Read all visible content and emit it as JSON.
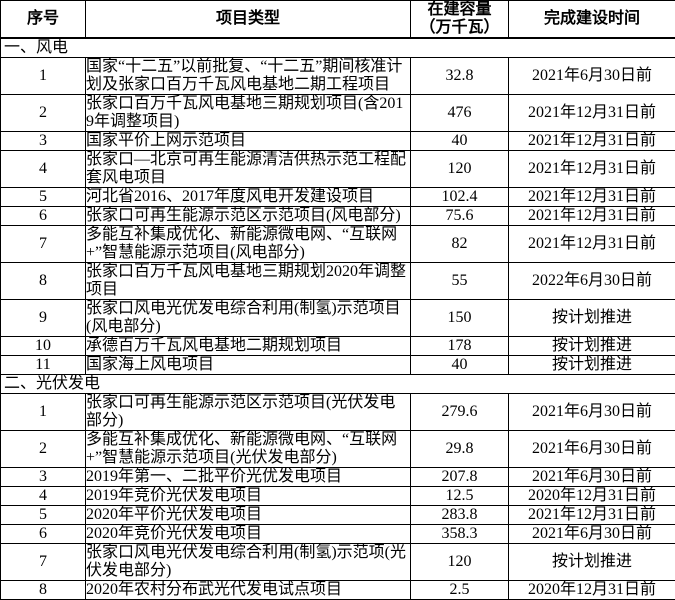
{
  "colors": {
    "background": "#ffffff",
    "text": "#000000",
    "border": "#000000"
  },
  "table": {
    "headers": [
      "序号",
      "项目类型",
      "在建容量\n（万千瓦）",
      "完成建设时间"
    ],
    "sections": [
      {
        "title": "一、风电",
        "rows": [
          {
            "no": "1",
            "project": "国家“十二五”以前批复、“十二五”期间核准计划及张家口百万千瓦风电基地二期工程项目",
            "capacity": "32.8",
            "deadline": "2021年6月30日前"
          },
          {
            "no": "2",
            "project": "张家口百万千瓦风电基地三期规划项目(含2019年调整项目)",
            "capacity": "476",
            "deadline": "2021年12月31日前"
          },
          {
            "no": "3",
            "project": "国家平价上网示范项目",
            "capacity": "40",
            "deadline": "2021年12月31日前"
          },
          {
            "no": "4",
            "project": "张家口—北京可再生能源清洁供热示范工程配套风电项目",
            "capacity": "120",
            "deadline": "2021年12月31日前"
          },
          {
            "no": "5",
            "project": "河北省2016、2017年度风电开发建设项目",
            "capacity": "102.4",
            "deadline": "2021年12月31日前"
          },
          {
            "no": "6",
            "project": "张家口可再生能源示范区示范项目(风电部分)",
            "capacity": "75.6",
            "deadline": "2021年12月31日前"
          },
          {
            "no": "7",
            "project": "多能互补集成优化、新能源微电网、“互联网+”智慧能源示范项目(风电部分)",
            "capacity": "82",
            "deadline": "2021年12月31日前"
          },
          {
            "no": "8",
            "project": "张家口百万千瓦风电基地三期规划2020年调整项目",
            "capacity": "55",
            "deadline": "2022年6月30日前"
          },
          {
            "no": "9",
            "project": "张家口风电光优发电综合利用(制氢)示范项目(风电部分)",
            "capacity": "150",
            "deadline": "按计划推进"
          },
          {
            "no": "10",
            "project": "承德百万千瓦风电基地二期规划项目",
            "capacity": "178",
            "deadline": "按计划推进"
          },
          {
            "no": "11",
            "project": "国家海上风电项目",
            "capacity": "40",
            "deadline": "按计划推进"
          }
        ]
      },
      {
        "title": "二、光伏发电",
        "rows": [
          {
            "no": "1",
            "project": "张家口可再生能源示范区示范项目(光伏发电部分)",
            "capacity": "279.6",
            "deadline": "2021年6月30日前"
          },
          {
            "no": "2",
            "project": "多能互补集成优化、新能源微电网、“互联网+”智慧能源示范项目(光伏发电部分)",
            "capacity": "29.8",
            "deadline": "2021年6月30日前"
          },
          {
            "no": "3",
            "project": "2019年第一、二批平价光优发电项目",
            "capacity": "207.8",
            "deadline": "2021年6月30日前"
          },
          {
            "no": "4",
            "project": "2019年竞价光伏发电项目",
            "capacity": "12.5",
            "deadline": "2020年12月31日前"
          },
          {
            "no": "5",
            "project": "2020年平价光伏发电项目",
            "capacity": "283.8",
            "deadline": "2021年12月31日前"
          },
          {
            "no": "6",
            "project": "2020年竞价光伏发电项目",
            "capacity": "358.3",
            "deadline": "2021年6月30日前"
          },
          {
            "no": "7",
            "project": "张家口风电光伏发电综合利用(制氢)示范项(光伏发电部分)",
            "capacity": "120",
            "deadline": "按计划推进"
          },
          {
            "no": "8",
            "project": "2020年农村分布武光代发电试点项目",
            "capacity": "2.5",
            "deadline": "2020年12月31日前"
          }
        ]
      }
    ]
  }
}
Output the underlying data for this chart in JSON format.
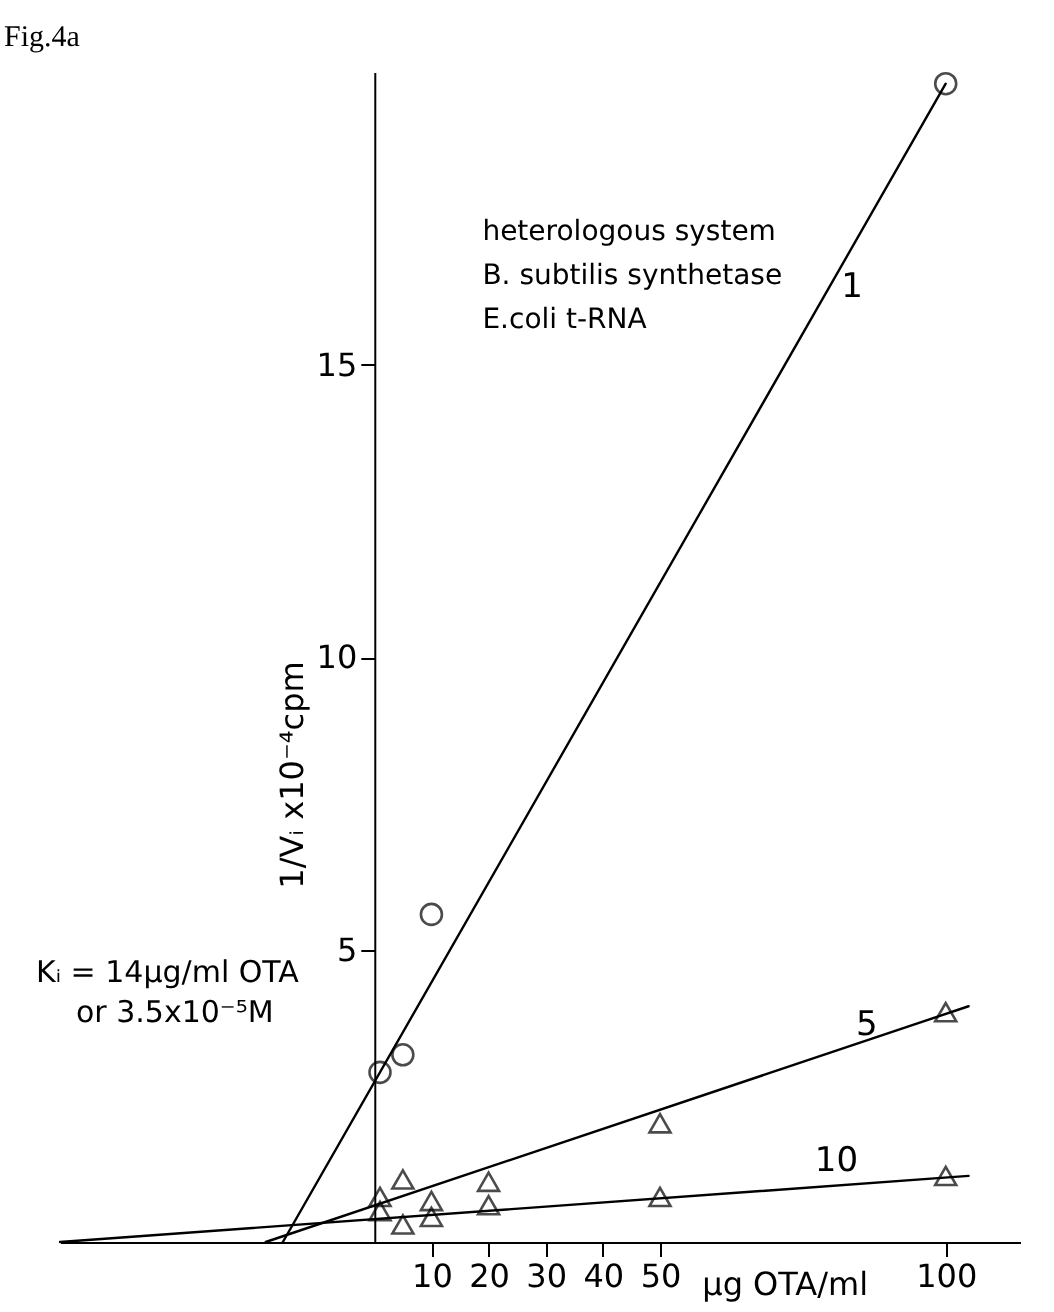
{
  "chart_data": {
    "type": "line",
    "title": "Fig.4a",
    "xlabel": "µg OTA/ml",
    "ylabel": "1/Vᵢ x10⁻⁴cpm",
    "annotations": [
      "heterologous system",
      "B. subtilis synthetase",
      "E.coli  t-RNA",
      "Kᵢ = 14µg/ml OTA",
      "or 3.5x10⁻⁵M"
    ],
    "xlim": [
      -55,
      113
    ],
    "xticks": [
      10,
      20,
      30,
      40,
      50,
      100
    ],
    "ylim": [
      0,
      20
    ],
    "yticks": [
      5,
      10,
      15
    ],
    "grid": false,
    "series": [
      {
        "name": "1",
        "color": "#000000",
        "x": [
          -16,
          100
        ],
        "values": [
          0,
          19.8
        ]
      },
      {
        "type": "scatter",
        "marker": "circle",
        "color": "#000000",
        "x": [
          1,
          5,
          10,
          100
        ],
        "values": [
          2.9,
          3.2,
          5.6,
          19.8
        ]
      },
      {
        "name": "5",
        "color": "#000000",
        "x": [
          -19,
          104
        ],
        "values": [
          0,
          4.03
        ]
      },
      {
        "type": "scatter",
        "marker": "triangle",
        "color": "#000000",
        "x": [
          1,
          5,
          10,
          20,
          50,
          100
        ],
        "values": [
          0.77,
          1.07,
          0.7,
          1.03,
          2.03,
          3.93
        ]
      },
      {
        "name": "10",
        "color": "#000000",
        "x": [
          -55,
          104
        ],
        "values": [
          0,
          1.13
        ]
      },
      {
        "type": "scatter",
        "marker": "triangle",
        "color": "#000000",
        "x": [
          1,
          5,
          10,
          20,
          50,
          100
        ],
        "values": [
          0.53,
          0.3,
          0.43,
          0.63,
          0.77,
          1.13
        ]
      }
    ]
  }
}
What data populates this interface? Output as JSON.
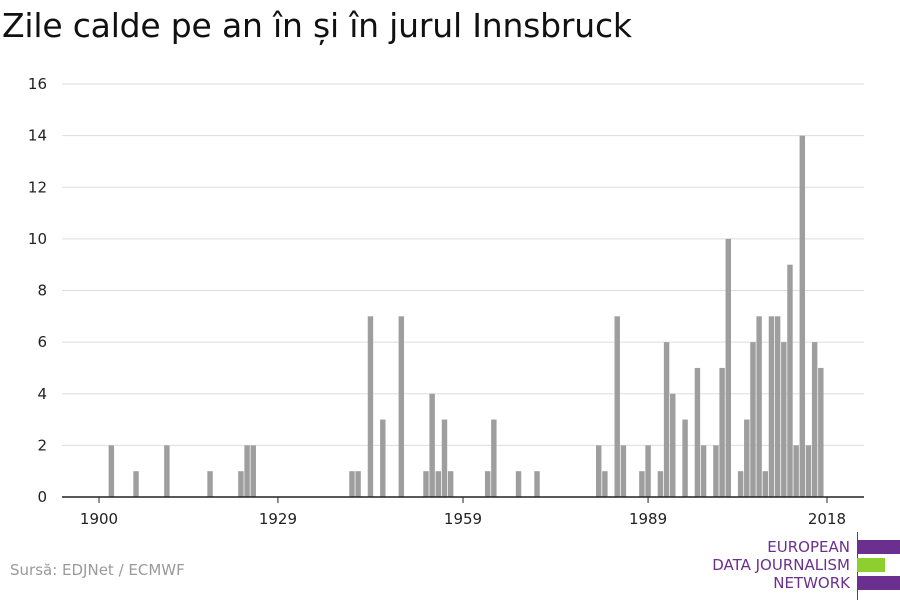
{
  "title": "Zile calde pe an în și în jurul Innsbruck",
  "source": "Sursă: EDJNet / ECMWF",
  "logo": {
    "line1": "EUROPEAN",
    "line2": "DATA JOURNALISM",
    "line3": "NETWORK"
  },
  "colors": {
    "bar": "#9e9e9e",
    "grid": "#dddddd",
    "axis": "#222222",
    "logo_purple": "#6b2f8f",
    "logo_green": "#8ccf2f"
  },
  "chart_data": {
    "type": "bar",
    "title": "Zile calde pe an în și în jurul Innsbruck",
    "xlabel": "",
    "ylabel": "",
    "xlim": [
      1894,
      2024
    ],
    "ylim": [
      0,
      16
    ],
    "yticks": [
      0,
      2,
      4,
      6,
      8,
      10,
      12,
      14,
      16
    ],
    "xticks": [
      1900,
      1929,
      1959,
      1989,
      2018
    ],
    "grid": true,
    "x": [
      1902,
      1906,
      1911,
      1918,
      1923,
      1924,
      1925,
      1941,
      1942,
      1944,
      1946,
      1949,
      1953,
      1954,
      1955,
      1956,
      1957,
      1963,
      1964,
      1968,
      1971,
      1981,
      1982,
      1984,
      1985,
      1988,
      1989,
      1991,
      1992,
      1993,
      1995,
      1997,
      1998,
      2000,
      2001,
      2002,
      2004,
      2005,
      2006,
      2007,
      2008,
      2009,
      2010,
      2011,
      2012,
      2013,
      2014,
      2015,
      2016,
      2017,
      2018,
      2019
    ],
    "values": [
      2,
      1,
      2,
      1,
      1,
      2,
      2,
      1,
      1,
      7,
      3,
      7,
      1,
      4,
      1,
      3,
      1,
      1,
      3,
      1,
      1,
      2,
      1,
      7,
      2,
      1,
      2,
      1,
      6,
      4,
      3,
      5,
      2,
      2,
      5,
      10,
      1,
      3,
      6,
      7,
      1,
      7,
      7,
      6,
      9,
      2,
      14,
      2,
      6,
      5,
      0,
      0
    ]
  }
}
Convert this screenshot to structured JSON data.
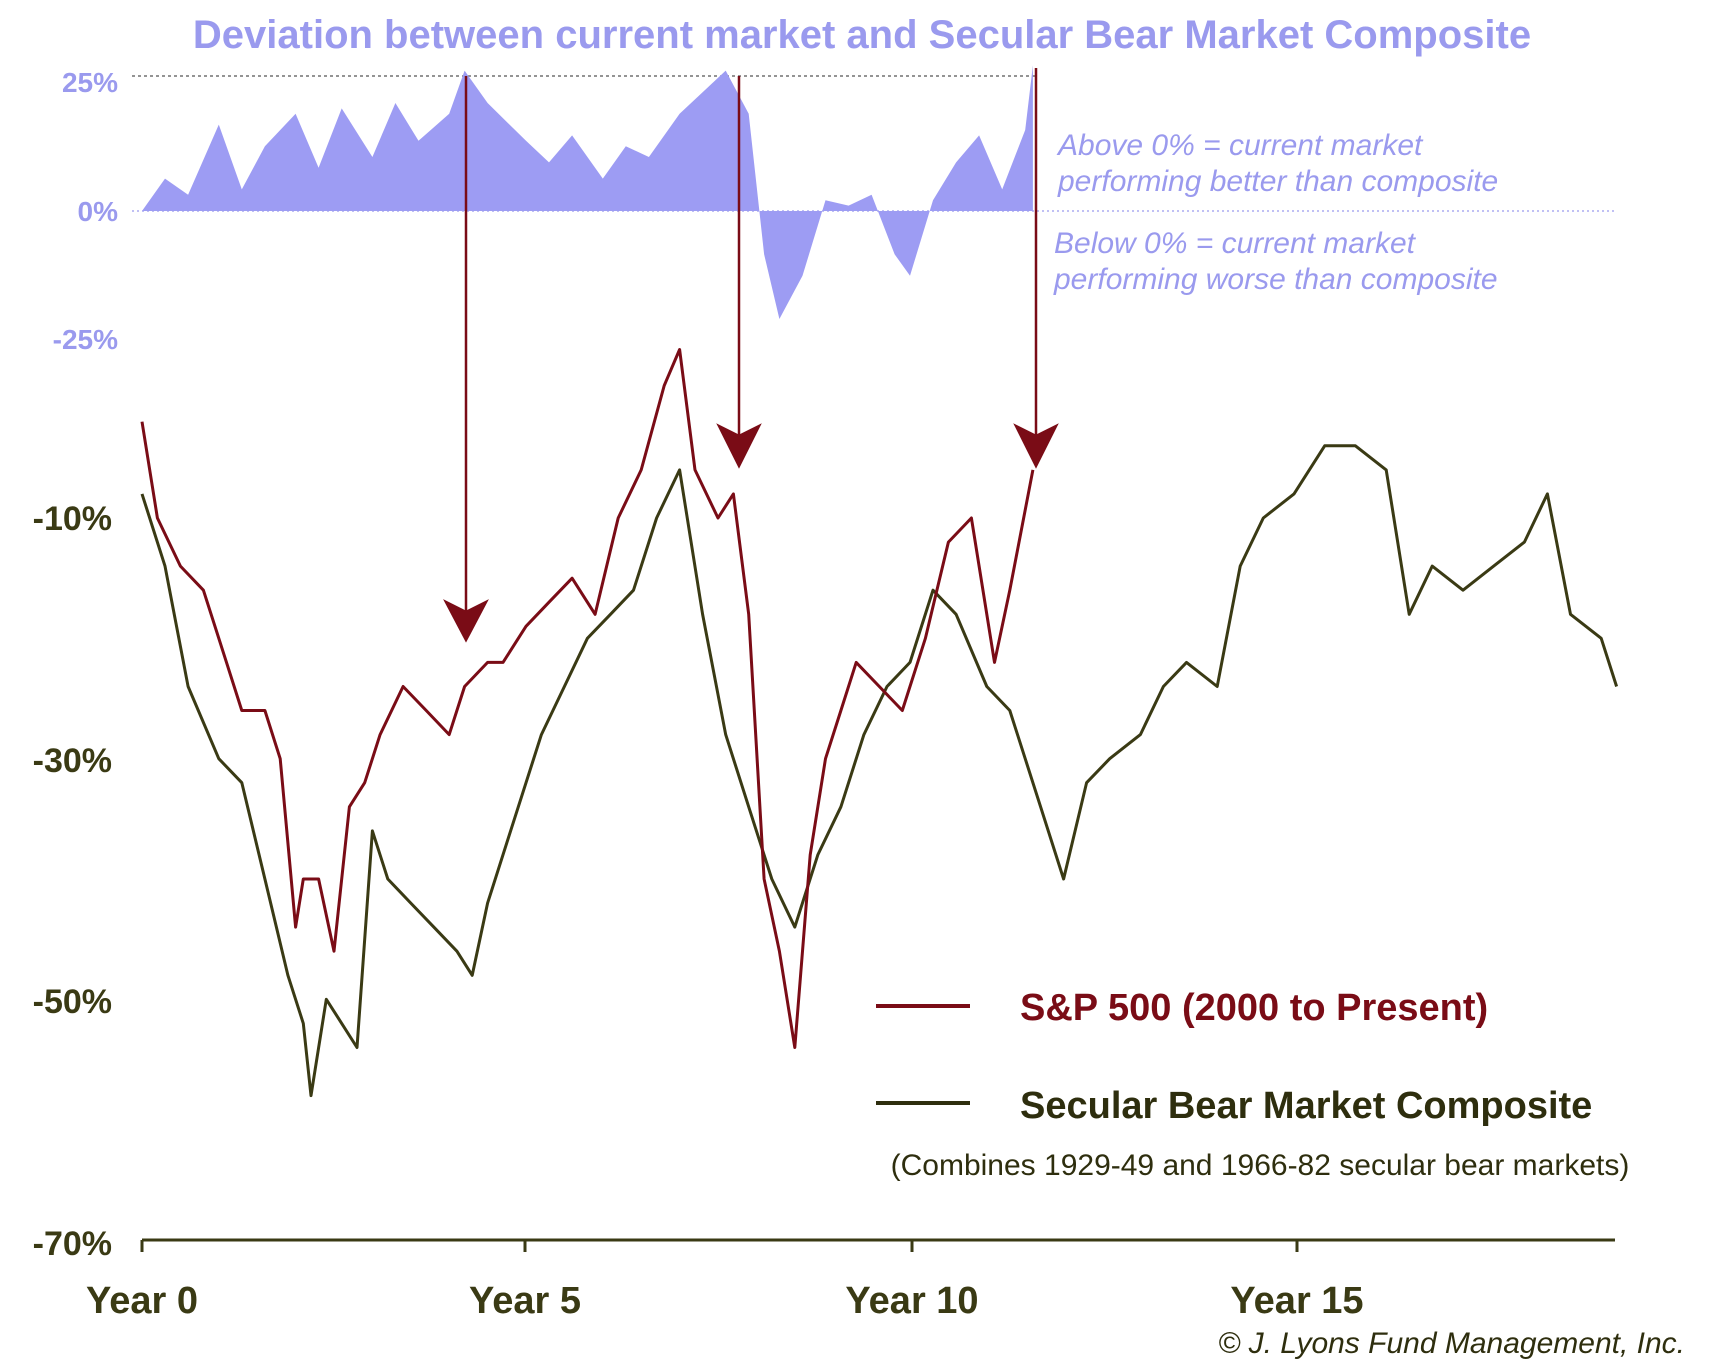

### Exercise instructions
Reproduce the full listing above verbatim, with no pictures included.

### The output
Read all visible content and emit it as JSON.
{
  "colors": {
    "background": "#ffffff",
    "text": "#000000",
    "border": "#000000"
  },
  "table": {
    "headers": [
      "序号",
      "项目类型",
      "在建容量\n（万千瓦）",
      "完成建设时间"
    ],
    "sections": [
      {
        "title": "一、风电",
        "rows": [
          {
            "no": "1",
            "project": "国家“十二五”以前批复、“十二五”期间核准计划及张家口百万千瓦风电基地二期工程项目",
            "capacity": "32.8",
            "deadline": "2021年6月30日前"
          },
          {
            "no": "2",
            "project": "张家口百万千瓦风电基地三期规划项目(含2019年调整项目)",
            "capacity": "476",
            "deadline": "2021年12月31日前"
          },
          {
            "no": "3",
            "project": "国家平价上网示范项目",
            "capacity": "40",
            "deadline": "2021年12月31日前"
          },
          {
            "no": "4",
            "project": "张家口—北京可再生能源清洁供热示范工程配套风电项目",
            "capacity": "120",
            "deadline": "2021年12月31日前"
          },
          {
            "no": "5",
            "project": "河北省2016、2017年度风电开发建设项目",
            "capacity": "102.4",
            "deadline": "2021年12月31日前"
          },
          {
            "no": "6",
            "project": "张家口可再生能源示范区示范项目(风电部分)",
            "capacity": "75.6",
            "deadline": "2021年12月31日前"
          },
          {
            "no": "7",
            "project": "多能互补集成优化、新能源微电网、“互联网+”智慧能源示范项目(风电部分)",
            "capacity": "82",
            "deadline": "2021年12月31日前"
          },
          {
            "no": "8",
            "project": "张家口百万千瓦风电基地三期规划2020年调整项目",
            "capacity": "55",
            "deadline": "2022年6月30日前"
          },
          {
            "no": "9",
            "project": "张家口风电光优发电综合利用(制氢)示范项目(风电部分)",
            "capacity": "150",
            "deadline": "按计划推进"
          },
          {
            "no": "10",
            "project": "承德百万千瓦风电基地二期规划项目",
            "capacity": "178",
            "deadline": "按计划推进"
          },
          {
            "no": "11",
            "project": "国家海上风电项目",
            "capacity": "40",
            "deadline": "按计划推进"
          }
        ]
      },
      {
        "title": "二、光伏发电",
        "rows": [
          {
            "no": "1",
            "project": "张家口可再生能源示范区示范项目(光伏发电部分)",
            "capacity": "279.6",
            "deadline": "2021年6月30日前"
          },
          {
            "no": "2",
            "project": "多能互补集成优化、新能源微电网、“互联网+”智慧能源示范项目(光伏发电部分)",
            "capacity": "29.8",
            "deadline": "2021年6月30日前"
          },
          {
            "no": "3",
            "project": "2019年第一、二批平价光优发电项目",
            "capacity": "207.8",
            "deadline": "2021年6月30日前"
          },
          {
            "no": "4",
            "project": "2019年竞价光伏发电项目",
            "capacity": "12.5",
            "deadline": "2020年12月31日前"
          },
          {
            "no": "5",
            "project": "2020年平价光伏发电项目",
            "capacity": "283.8",
            "deadline": "2021年12月31日前"
          },
          {
            "no": "6",
            "project": "2020年竞价光伏发电项目",
            "capacity": "358.3",
            "deadline": "2021年6月30日前"
          },
          {
            "no": "7",
            "project": "张家口风电光伏发电综合利用(制氢)示范项(光伏发电部分)",
            "capacity": "120",
            "deadline": "按计划推进"
          },
          {
            "no": "8",
            "project": "2020年农村分布武光代发电试点项目",
            "capacity": "2.5",
            "deadline": "2020年12月31日前"
          }
        ]
      }
    ]
  }
}
Output the underlying data for this chart in JSON format.
{
  "chart_data": {
    "type": "line",
    "title": "Fig.4a",
    "xlabel": "µg OTA/ml",
    "ylabel": "1/Vᵢ x10⁻⁴cpm",
    "annotations": [
      "heterologous system",
      "B. subtilis synthetase",
      "E.coli  t-RNA",
      "Kᵢ = 14µg/ml OTA",
      "or 3.5x10⁻⁵M"
    ],
    "xlim": [
      -55,
      113
    ],
    "xticks": [
      10,
      20,
      30,
      40,
      50,
      100
    ],
    "ylim": [
      0,
      20
    ],
    "yticks": [
      5,
      10,
      15
    ],
    "grid": false,
    "series": [
      {
        "name": "1",
        "color": "#000000",
        "x": [
          -16,
          100
        ],
        "values": [
          0,
          19.8
        ]
      },
      {
        "type": "scatter",
        "marker": "circle",
        "color": "#000000",
        "x": [
          1,
          5,
          10,
          100
        ],
        "values": [
          2.9,
          3.2,
          5.6,
          19.8
        ]
      },
      {
        "name": "5",
        "color": "#000000",
        "x": [
          -19,
          104
        ],
        "values": [
          0,
          4.03
        ]
      },
      {
        "type": "scatter",
        "marker": "triangle",
        "color": "#000000",
        "x": [
          1,
          5,
          10,
          20,
          50,
          100
        ],
        "values": [
          0.77,
          1.07,
          0.7,
          1.03,
          2.03,
          3.93
        ]
      },
      {
        "name": "10",
        "color": "#000000",
        "x": [
          -55,
          104
        ],
        "values": [
          0,
          1.13
        ]
      },
      {
        "type": "scatter",
        "marker": "triangle",
        "color": "#000000",
        "x": [
          1,
          5,
          10,
          20,
          50,
          100
        ],
        "values": [
          0.53,
          0.3,
          0.43,
          0.63,
          0.77,
          1.13
        ]
      }
    ]
  }
}
What data populates this interface? Output as JSON.
{
  "title": "Zile calde pe an în și în jurul Innsbruck",
  "source": "Sursă: EDJNet / ECMWF",
  "logo": {
    "line1": "EUROPEAN",
    "line2": "DATA JOURNALISM",
    "line3": "NETWORK"
  },
  "colors": {
    "bar": "#9e9e9e",
    "grid": "#dddddd",
    "axis": "#222222",
    "logo_purple": "#6b2f8f",
    "logo_green": "#8ccf2f"
  },
  "chart_data": {
    "type": "bar",
    "title": "Zile calde pe an în și în jurul Innsbruck",
    "xlabel": "",
    "ylabel": "",
    "xlim": [
      1894,
      2024
    ],
    "ylim": [
      0,
      16
    ],
    "yticks": [
      0,
      2,
      4,
      6,
      8,
      10,
      12,
      14,
      16
    ],
    "xticks": [
      1900,
      1929,
      1959,
      1989,
      2018
    ],
    "grid": true,
    "x": [
      1902,
      1906,
      1911,
      1918,
      1923,
      1924,
      1925,
      1941,
      1942,
      1944,
      1946,
      1949,
      1953,
      1954,
      1955,
      1956,
      1957,
      1963,
      1964,
      1968,
      1971,
      1981,
      1982,
      1984,
      1985,
      1988,
      1989,
      1991,
      1992,
      1993,
      1995,
      1997,
      1998,
      2000,
      2001,
      2002,
      2004,
      2005,
      2006,
      2007,
      2008,
      2009,
      2010,
      2011,
      2012,
      2013,
      2014,
      2015,
      2016,
      2017,
      2018,
      2019
    ],
    "values": [
      2,
      1,
      2,
      1,
      1,
      2,
      2,
      1,
      1,
      7,
      3,
      7,
      1,
      4,
      1,
      3,
      1,
      1,
      3,
      1,
      1,
      2,
      1,
      7,
      2,
      1,
      2,
      1,
      6,
      4,
      3,
      5,
      2,
      2,
      5,
      10,
      1,
      3,
      6,
      7,
      1,
      7,
      7,
      6,
      9,
      2,
      14,
      2,
      6,
      5,
      0,
      0
    ]
  }
}
Convert this screenshot to structured JSON data.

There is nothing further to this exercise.